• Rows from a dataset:
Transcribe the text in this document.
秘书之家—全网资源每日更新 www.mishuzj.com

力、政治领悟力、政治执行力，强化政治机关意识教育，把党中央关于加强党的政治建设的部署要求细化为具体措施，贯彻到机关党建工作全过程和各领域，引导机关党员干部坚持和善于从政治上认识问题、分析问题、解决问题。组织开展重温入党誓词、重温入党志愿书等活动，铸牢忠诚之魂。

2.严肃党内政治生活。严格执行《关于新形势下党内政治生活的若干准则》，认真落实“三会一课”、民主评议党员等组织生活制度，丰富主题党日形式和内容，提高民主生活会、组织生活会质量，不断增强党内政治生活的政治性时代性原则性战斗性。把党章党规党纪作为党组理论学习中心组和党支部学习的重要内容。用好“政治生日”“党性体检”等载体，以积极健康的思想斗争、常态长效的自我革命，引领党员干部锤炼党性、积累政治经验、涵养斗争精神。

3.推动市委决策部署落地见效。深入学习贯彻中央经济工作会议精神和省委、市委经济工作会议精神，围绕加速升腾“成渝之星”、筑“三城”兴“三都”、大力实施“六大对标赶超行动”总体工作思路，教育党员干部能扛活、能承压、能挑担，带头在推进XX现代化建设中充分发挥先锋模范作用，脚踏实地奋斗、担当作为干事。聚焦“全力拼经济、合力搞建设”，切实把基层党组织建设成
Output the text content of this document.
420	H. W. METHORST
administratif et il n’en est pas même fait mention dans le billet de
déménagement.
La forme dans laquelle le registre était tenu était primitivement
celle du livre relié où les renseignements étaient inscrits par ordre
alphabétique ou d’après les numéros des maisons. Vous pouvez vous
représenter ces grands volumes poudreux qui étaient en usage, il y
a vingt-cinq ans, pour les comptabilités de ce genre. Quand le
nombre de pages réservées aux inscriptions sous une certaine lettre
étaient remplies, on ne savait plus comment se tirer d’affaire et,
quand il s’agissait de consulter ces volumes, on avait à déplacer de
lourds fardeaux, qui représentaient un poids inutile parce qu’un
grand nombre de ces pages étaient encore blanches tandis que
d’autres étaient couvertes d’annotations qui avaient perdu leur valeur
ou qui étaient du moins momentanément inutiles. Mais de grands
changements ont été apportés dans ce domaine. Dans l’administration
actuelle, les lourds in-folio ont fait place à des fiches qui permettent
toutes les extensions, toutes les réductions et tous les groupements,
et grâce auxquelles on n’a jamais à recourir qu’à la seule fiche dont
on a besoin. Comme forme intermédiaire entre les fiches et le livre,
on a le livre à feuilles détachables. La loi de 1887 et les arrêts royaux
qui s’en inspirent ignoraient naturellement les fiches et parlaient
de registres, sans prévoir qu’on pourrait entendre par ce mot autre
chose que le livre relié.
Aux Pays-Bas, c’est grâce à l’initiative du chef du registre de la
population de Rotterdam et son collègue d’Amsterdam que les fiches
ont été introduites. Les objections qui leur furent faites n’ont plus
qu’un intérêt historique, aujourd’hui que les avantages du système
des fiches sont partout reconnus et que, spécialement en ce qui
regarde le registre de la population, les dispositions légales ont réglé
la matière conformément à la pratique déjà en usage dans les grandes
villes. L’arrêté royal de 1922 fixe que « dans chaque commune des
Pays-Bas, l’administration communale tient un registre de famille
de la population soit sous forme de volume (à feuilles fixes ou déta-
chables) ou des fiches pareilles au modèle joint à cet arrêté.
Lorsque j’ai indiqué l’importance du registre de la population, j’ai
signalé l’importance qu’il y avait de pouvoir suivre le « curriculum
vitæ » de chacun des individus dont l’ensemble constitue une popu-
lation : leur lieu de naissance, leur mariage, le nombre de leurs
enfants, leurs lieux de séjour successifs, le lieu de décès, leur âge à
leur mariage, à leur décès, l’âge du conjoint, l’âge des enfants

• Problem statement: Copy each line that contains the word "mariage".

• Result:
lation : leur lieu de naissance, leur mariage, le nombre de leurs
leur mariage, à leur décès, l’âge du conjoint, l’âge des enfants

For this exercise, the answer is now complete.